[START DATA IN THIS EXERCISE]

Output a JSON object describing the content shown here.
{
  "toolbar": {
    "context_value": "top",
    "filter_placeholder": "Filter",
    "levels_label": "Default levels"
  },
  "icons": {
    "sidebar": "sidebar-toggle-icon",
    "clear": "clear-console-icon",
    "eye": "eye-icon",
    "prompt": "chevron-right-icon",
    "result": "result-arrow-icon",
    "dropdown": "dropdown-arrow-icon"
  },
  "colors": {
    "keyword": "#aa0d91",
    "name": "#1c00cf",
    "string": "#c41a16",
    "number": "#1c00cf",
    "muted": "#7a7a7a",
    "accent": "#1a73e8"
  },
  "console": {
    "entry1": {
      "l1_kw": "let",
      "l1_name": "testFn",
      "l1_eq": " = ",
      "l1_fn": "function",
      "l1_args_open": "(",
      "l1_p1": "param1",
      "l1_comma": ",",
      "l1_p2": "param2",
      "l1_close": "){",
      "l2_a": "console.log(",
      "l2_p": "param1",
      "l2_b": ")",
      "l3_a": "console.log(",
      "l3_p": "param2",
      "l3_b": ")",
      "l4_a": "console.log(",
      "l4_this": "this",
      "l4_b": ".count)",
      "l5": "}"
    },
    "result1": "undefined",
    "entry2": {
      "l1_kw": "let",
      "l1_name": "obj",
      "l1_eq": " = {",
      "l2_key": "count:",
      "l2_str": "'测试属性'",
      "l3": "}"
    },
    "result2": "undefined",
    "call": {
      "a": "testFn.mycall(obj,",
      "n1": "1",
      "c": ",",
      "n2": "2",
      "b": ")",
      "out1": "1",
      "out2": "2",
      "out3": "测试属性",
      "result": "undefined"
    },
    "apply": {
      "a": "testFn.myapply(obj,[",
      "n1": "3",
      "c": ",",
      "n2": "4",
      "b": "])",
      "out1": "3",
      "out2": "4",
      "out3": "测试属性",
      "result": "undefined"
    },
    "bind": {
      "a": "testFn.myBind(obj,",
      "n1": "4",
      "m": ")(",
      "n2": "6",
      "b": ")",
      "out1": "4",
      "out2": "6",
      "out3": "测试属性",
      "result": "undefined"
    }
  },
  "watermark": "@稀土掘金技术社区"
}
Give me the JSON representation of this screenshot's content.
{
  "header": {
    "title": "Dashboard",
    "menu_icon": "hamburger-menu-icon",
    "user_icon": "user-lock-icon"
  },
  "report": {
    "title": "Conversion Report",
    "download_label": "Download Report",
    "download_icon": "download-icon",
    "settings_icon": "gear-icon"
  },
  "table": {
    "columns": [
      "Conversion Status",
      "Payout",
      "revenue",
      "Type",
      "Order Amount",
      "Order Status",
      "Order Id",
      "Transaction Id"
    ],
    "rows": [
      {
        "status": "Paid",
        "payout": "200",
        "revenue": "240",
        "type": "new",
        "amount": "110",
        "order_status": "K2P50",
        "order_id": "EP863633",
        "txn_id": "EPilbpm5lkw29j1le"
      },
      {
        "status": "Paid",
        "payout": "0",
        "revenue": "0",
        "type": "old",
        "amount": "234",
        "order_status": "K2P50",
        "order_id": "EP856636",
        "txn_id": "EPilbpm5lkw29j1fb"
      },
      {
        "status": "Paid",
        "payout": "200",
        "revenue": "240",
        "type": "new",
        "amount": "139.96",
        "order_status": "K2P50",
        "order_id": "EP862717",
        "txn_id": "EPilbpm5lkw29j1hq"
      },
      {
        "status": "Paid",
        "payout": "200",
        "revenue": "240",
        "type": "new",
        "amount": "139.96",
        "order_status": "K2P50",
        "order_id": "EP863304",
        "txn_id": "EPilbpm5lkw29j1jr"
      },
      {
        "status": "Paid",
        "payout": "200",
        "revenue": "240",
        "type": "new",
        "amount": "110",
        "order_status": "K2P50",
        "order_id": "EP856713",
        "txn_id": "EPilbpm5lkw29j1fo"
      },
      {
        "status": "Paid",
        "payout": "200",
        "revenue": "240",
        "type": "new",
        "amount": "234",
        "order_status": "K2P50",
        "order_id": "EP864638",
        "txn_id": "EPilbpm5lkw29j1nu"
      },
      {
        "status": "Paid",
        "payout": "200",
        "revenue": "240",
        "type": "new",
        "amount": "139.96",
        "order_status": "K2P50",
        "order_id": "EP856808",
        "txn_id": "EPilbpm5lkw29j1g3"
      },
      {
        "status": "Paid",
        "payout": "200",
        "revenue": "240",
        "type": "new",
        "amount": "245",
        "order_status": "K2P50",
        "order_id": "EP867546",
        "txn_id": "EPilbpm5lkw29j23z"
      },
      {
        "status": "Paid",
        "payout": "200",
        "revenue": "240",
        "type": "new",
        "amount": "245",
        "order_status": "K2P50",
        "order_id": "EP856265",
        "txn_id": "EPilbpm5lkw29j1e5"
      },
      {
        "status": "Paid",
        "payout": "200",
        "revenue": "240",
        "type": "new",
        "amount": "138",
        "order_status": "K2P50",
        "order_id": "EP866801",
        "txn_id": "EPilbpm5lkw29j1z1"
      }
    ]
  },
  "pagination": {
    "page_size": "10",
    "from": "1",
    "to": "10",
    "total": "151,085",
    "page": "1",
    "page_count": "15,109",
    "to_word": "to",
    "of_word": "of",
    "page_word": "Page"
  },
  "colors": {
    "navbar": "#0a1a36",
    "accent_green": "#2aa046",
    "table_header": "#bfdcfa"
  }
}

[END DATA IN THIS EXERCISE]

**AIM:**
Each line of the material above must be retyped precisely.

**RESPONSE TO THE EXERCISE:**
Output a JSON object describing the content shown here.
{
  "toolbar": {
    "context_value": "top",
    "filter_placeholder": "Filter",
    "levels_label": "Default levels"
  },
  "icons": {
    "sidebar": "sidebar-toggle-icon",
    "clear": "clear-console-icon",
    "eye": "eye-icon",
    "prompt": "chevron-right-icon",
    "result": "result-arrow-icon",
    "dropdown": "dropdown-arrow-icon"
  },
  "colors": {
    "keyword": "#aa0d91",
    "name": "#1c00cf",
    "string": "#c41a16",
    "number": "#1c00cf",
    "muted": "#7a7a7a",
    "accent": "#1a73e8"
  },
  "console": {
    "entry1": {
      "l1_kw": "let",
      "l1_name": "testFn",
      "l1_eq": " = ",
      "l1_fn": "function",
      "l1_args_open": "(",
      "l1_p1": "param1",
      "l1_comma": ",",
      "l1_p2": "param2",
      "l1_close": "){",
      "l2_a": "console.log(",
      "l2_p": "param1",
      "l2_b": ")",
      "l3_a": "console.log(",
      "l3_p": "param2",
      "l3_b": ")",
      "l4_a": "console.log(",
      "l4_this": "this",
      "l4_b": ".count)",
      "l5": "}"
    },
    "result1": "undefined",
    "entry2": {
      "l1_kw": "let",
      "l1_name": "obj",
      "l1_eq": " = {",
      "l2_key": "count:",
      "l2_str": "'测试属性'",
      "l3": "}"
    },
    "result2": "undefined",
    "call": {
      "a": "testFn.mycall(obj,",
      "n1": "1",
      "c": ",",
      "n2": "2",
      "b": ")",
      "out1": "1",
      "out2": "2",
      "out3": "测试属性",
      "result": "undefined"
    },
    "apply": {
      "a": "testFn.myapply(obj,[",
      "n1": "3",
      "c": ",",
      "n2": "4",
      "b": "])",
      "out1": "3",
      "out2": "4",
      "out3": "测试属性",
      "result": "undefined"
    },
    "bind": {
      "a": "testFn.myBind(obj,",
      "n1": "4",
      "m": ")(",
      "n2": "6",
      "b": ")",
      "out1": "4",
      "out2": "6",
      "out3": "测试属性",
      "result": "undefined"
    }
  },
  "watermark": "@稀土掘金技术社区"
}
Give me the JSON representation of this screenshot's content.
{
  "header": {
    "title": "Dashboard",
    "menu_icon": "hamburger-menu-icon",
    "user_icon": "user-lock-icon"
  },
  "report": {
    "title": "Conversion Report",
    "download_label": "Download Report",
    "download_icon": "download-icon",
    "settings_icon": "gear-icon"
  },
  "table": {
    "columns": [
      "Conversion Status",
      "Payout",
      "revenue",
      "Type",
      "Order Amount",
      "Order Status",
      "Order Id",
      "Transaction Id"
    ],
    "rows": [
      {
        "status": "Paid",
        "payout": "200",
        "revenue": "240",
        "type": "new",
        "amount": "110",
        "order_status": "K2P50",
        "order_id": "EP863633",
        "txn_id": "EPilbpm5lkw29j1le"
      },
      {
        "status": "Paid",
        "payout": "0",
        "revenue": "0",
        "type": "old",
        "amount": "234",
        "order_status": "K2P50",
        "order_id": "EP856636",
        "txn_id": "EPilbpm5lkw29j1fb"
      },
      {
        "status": "Paid",
        "payout": "200",
        "revenue": "240",
        "type": "new",
        "amount": "139.96",
        "order_status": "K2P50",
        "order_id": "EP862717",
        "txn_id": "EPilbpm5lkw29j1hq"
      },
      {
        "status": "Paid",
        "payout": "200",
        "revenue": "240",
        "type": "new",
        "amount": "139.96",
        "order_status": "K2P50",
        "order_id": "EP863304",
        "txn_id": "EPilbpm5lkw29j1jr"
      },
      {
        "status": "Paid",
        "payout": "200",
        "revenue": "240",
        "type": "new",
        "amount": "110",
        "order_status": "K2P50",
        "order_id": "EP856713",
        "txn_id": "EPilbpm5lkw29j1fo"
      },
      {
        "status": "Paid",
        "payout": "200",
        "revenue": "240",
        "type": "new",
        "amount": "234",
        "order_status": "K2P50",
        "order_id": "EP864638",
        "txn_id": "EPilbpm5lkw29j1nu"
      },
      {
        "status": "Paid",
        "payout": "200",
        "revenue": "240",
        "type": "new",
        "amount": "139.96",
        "order_status": "K2P50",
        "order_id": "EP856808",
        "txn_id": "EPilbpm5lkw29j1g3"
      },
      {
        "status": "Paid",
        "payout": "200",
        "revenue": "240",
        "type": "new",
        "amount": "245",
        "order_status": "K2P50",
        "order_id": "EP867546",
        "txn_id": "EPilbpm5lkw29j23z"
      },
      {
        "status": "Paid",
        "payout": "200",
        "revenue": "240",
        "type": "new",
        "amount": "245",
        "order_status": "K2P50",
        "order_id": "EP856265",
        "txn_id": "EPilbpm5lkw29j1e5"
      },
      {
        "status": "Paid",
        "payout": "200",
        "revenue": "240",
        "type": "new",
        "amount": "138",
        "order_status": "K2P50",
        "order_id": "EP866801",
        "txn_id": "EPilbpm5lkw29j1z1"
      }
    ]
  },
  "pagination": {
    "page_size": "10",
    "from": "1",
    "to": "10",
    "total": "151,085",
    "page": "1",
    "page_count": "15,109",
    "to_word": "to",
    "of_word": "of",
    "page_word": "Page"
  },
  "colors": {
    "navbar": "#0a1a36",
    "accent_green": "#2aa046",
    "table_header": "#bfdcfa"
  }
}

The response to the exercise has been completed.